- **TEXTAUSZUG**:

——

Die Sozialdemokratische Fraktion im Europäischen Parlament begrüßt die jüngste jährliche Bewertung der Rechtsstaatlichkeit in der EU, äußert jedoch Bedenken, dass der Bericht ohne klare und spezifische Empfehlungen an die EU-Regierungen die Lage in den Mitgliedsstaaten nicht verbessern wird.

Der Abgeordneter der S&D Fraktion Domènec Ruiz Devesa, der die Arbeit des Parlaments zur Bewertung des Berichts 2020 leitete, sagte dazu:

„Der Jahresbericht ist ein nützliches Instrument, um den Stand der Rechtsstaatlichkeit in allen Mitgliedsstaaten und aus ähnlichen Gründen zu überwachen und zu bewerten. Es fehlen jedoch eindeutig konkrete Folgemaßnahmen mit einem Zeitplan zur Behebung von Problemen. Ohne spezifische Empfehlungen an die Regierungen wird der Bericht zur Rechtsstaatlichkeit sein volles Potenzial nicht entfalten. Der Jahresbericht ist eines von mehreren Instrumenten zum Schutz der Rechtsstaatlichkeit, über das die EU verfügt, doch die Bemühungen werden beeinträchtigt, wenn keine direkten Verbindungen zwischen den verschiedenen Instrumenten hergestellt werden. Der Bericht verknüpft beispielsweise den Missbrauch von EU-Mitteln nicht mit dem neuen Konditionalitätsmechanismus für die Rechtsstaatlichkeit, dessen Auslösung wir seit Monaten von der Kommission fordern.

——

- **AUFGABENLISTE**:
(1) Welche Arbeit des Parlaments leitete Domènec Ruiz Devesa laut dem Textauszug zur Rechtsstaatlichkeit?
(2) Schreiben Sie aus dem Textauszug zur Rechtsstaatlichkeit alles von "Die Sozialdemokratische Fraktion" bis hinunter zu "nicht verbessern wird." wortgetreu ab.
Die Daten werden zur Bearbeitung nicht gebraucht.

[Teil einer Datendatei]
——

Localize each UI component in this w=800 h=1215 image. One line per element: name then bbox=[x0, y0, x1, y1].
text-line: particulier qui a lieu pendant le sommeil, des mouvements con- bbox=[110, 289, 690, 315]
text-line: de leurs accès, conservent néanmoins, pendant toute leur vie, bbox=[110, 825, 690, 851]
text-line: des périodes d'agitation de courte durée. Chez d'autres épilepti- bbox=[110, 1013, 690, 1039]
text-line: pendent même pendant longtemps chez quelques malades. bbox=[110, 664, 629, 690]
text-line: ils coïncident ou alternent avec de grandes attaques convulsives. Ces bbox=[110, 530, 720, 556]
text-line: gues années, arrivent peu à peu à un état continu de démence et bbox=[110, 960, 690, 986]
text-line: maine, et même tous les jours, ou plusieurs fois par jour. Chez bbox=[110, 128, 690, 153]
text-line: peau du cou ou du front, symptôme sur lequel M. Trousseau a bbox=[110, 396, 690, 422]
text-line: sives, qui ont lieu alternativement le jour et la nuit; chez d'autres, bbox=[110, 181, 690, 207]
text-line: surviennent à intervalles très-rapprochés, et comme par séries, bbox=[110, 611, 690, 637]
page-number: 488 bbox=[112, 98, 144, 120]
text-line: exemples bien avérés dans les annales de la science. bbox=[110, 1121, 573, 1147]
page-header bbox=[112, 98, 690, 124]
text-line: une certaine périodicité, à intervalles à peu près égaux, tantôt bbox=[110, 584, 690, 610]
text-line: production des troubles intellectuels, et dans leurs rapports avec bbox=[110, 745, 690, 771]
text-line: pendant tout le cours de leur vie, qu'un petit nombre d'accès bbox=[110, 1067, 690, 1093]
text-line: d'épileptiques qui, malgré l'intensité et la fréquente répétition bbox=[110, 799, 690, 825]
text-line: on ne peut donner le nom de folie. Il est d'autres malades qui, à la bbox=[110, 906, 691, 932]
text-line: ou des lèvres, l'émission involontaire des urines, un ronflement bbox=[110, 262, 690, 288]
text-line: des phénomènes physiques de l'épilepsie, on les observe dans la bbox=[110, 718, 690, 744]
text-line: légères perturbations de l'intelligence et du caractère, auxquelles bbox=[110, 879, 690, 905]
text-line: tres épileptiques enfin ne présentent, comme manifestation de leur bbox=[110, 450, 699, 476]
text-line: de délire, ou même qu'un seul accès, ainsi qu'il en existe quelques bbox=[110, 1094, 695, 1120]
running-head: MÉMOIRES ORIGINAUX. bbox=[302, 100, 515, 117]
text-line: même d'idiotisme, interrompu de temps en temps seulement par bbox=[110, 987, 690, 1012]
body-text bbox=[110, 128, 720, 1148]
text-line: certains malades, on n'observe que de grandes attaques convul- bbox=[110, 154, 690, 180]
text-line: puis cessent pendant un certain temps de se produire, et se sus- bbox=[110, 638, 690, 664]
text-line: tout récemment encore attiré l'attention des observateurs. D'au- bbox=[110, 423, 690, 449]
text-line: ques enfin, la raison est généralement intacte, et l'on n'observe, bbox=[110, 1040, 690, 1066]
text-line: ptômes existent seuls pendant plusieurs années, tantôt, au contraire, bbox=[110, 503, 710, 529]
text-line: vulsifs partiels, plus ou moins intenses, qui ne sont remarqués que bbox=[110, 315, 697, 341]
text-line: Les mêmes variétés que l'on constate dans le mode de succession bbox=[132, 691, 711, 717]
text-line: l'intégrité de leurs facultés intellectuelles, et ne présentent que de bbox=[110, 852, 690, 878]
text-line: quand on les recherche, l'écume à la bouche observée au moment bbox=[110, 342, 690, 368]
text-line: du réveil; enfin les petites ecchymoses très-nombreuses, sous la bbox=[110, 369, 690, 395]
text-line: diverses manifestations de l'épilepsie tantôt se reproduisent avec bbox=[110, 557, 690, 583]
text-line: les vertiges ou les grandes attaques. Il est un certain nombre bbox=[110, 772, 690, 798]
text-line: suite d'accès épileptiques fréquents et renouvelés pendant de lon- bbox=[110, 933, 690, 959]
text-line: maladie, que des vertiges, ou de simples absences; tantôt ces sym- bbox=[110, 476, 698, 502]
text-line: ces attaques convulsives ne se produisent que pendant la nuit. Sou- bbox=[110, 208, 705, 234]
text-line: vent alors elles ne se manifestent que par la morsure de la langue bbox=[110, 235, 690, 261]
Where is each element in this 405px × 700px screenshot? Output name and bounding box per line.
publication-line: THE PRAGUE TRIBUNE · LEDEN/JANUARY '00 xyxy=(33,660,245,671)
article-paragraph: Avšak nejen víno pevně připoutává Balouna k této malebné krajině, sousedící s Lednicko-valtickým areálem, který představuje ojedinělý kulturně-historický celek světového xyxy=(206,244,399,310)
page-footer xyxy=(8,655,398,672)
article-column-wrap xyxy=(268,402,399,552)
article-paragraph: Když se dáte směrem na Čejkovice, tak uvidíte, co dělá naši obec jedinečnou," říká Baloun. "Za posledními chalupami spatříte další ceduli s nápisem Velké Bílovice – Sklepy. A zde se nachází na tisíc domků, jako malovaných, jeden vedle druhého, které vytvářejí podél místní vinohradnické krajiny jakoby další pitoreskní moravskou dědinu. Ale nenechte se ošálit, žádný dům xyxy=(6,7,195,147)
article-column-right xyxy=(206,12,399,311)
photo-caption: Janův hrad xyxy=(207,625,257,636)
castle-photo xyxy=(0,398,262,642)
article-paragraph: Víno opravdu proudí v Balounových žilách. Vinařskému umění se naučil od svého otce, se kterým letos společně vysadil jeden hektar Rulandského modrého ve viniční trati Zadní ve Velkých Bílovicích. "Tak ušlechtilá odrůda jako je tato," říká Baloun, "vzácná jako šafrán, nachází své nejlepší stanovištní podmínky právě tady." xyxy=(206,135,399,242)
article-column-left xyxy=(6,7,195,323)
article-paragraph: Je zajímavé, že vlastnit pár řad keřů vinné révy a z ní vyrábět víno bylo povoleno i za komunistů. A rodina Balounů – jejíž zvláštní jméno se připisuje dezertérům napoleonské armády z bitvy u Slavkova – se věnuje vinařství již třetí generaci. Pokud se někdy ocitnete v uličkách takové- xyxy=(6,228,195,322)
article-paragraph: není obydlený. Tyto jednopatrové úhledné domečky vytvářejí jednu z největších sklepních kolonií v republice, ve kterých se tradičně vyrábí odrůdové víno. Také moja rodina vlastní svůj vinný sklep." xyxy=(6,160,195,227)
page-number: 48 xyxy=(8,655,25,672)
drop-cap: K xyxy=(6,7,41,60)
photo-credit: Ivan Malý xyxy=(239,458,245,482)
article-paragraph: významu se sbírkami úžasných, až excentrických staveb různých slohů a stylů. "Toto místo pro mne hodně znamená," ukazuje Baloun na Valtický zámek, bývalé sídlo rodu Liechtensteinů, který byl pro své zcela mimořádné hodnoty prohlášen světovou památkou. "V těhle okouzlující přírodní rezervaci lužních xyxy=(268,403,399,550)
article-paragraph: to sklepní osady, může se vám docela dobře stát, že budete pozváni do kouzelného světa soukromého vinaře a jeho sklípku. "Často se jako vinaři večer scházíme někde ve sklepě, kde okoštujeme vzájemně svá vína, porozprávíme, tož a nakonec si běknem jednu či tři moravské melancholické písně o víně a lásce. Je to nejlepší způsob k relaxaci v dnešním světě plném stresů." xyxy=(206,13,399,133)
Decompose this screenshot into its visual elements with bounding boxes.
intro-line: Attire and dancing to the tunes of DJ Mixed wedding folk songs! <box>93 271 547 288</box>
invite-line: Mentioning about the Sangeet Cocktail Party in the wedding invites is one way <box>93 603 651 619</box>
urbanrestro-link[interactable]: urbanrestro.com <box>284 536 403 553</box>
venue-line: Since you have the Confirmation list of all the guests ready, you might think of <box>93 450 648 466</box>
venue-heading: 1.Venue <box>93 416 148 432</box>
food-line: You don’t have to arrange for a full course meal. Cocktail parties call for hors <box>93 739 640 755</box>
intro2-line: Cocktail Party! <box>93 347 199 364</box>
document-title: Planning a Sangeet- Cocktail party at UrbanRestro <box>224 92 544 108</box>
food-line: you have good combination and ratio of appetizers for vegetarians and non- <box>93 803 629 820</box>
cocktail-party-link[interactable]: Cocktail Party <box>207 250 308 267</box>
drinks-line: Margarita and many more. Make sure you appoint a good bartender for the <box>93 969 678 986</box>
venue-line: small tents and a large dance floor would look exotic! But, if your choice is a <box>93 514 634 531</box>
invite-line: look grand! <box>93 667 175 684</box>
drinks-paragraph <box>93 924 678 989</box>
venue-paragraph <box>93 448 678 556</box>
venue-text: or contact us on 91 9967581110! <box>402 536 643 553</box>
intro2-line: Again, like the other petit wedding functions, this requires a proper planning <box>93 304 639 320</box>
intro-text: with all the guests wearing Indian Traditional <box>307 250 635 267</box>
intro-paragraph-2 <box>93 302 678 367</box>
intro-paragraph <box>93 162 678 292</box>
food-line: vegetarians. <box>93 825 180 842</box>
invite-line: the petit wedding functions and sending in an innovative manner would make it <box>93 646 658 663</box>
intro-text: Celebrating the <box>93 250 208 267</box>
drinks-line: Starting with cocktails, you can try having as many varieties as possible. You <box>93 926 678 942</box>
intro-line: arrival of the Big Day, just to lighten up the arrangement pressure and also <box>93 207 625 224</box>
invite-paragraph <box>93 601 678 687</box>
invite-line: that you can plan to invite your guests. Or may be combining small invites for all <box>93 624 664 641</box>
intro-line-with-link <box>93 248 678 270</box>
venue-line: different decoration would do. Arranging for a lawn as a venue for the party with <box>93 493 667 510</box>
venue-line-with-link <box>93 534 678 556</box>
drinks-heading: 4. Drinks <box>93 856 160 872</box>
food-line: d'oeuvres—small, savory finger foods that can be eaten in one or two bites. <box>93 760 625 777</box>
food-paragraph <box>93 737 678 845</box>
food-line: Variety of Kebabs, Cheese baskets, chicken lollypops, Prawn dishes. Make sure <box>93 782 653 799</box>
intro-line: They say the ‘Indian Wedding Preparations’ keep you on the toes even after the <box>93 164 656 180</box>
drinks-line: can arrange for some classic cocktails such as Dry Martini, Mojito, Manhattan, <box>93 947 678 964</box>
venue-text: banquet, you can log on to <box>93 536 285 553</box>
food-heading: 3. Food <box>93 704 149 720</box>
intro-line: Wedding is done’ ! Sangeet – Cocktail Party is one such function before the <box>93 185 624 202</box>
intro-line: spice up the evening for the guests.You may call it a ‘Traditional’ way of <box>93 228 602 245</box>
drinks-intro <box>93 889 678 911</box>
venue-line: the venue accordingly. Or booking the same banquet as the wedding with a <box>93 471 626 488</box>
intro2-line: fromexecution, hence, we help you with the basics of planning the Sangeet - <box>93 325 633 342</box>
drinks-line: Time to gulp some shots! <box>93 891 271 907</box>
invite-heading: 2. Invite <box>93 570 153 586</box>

——

- **LÖSUNGEN JE AUFGABE**:
(1) Er leitete die Arbeit des Parlaments zur Bewertung des Berichts 2020.

(2)
Die Sozialdemokratische Fraktion im Europäischen Parlament begrüßt die jüngste jährliche Bewertung der Rechtsstaatlichkeit in der EU, äußert jedoch Bedenken, dass der Bericht ohne klare und spezifische Empfehlungen an die EU-Regierungen die Lage in den Mitgliedsstaaten nicht verbessern wird.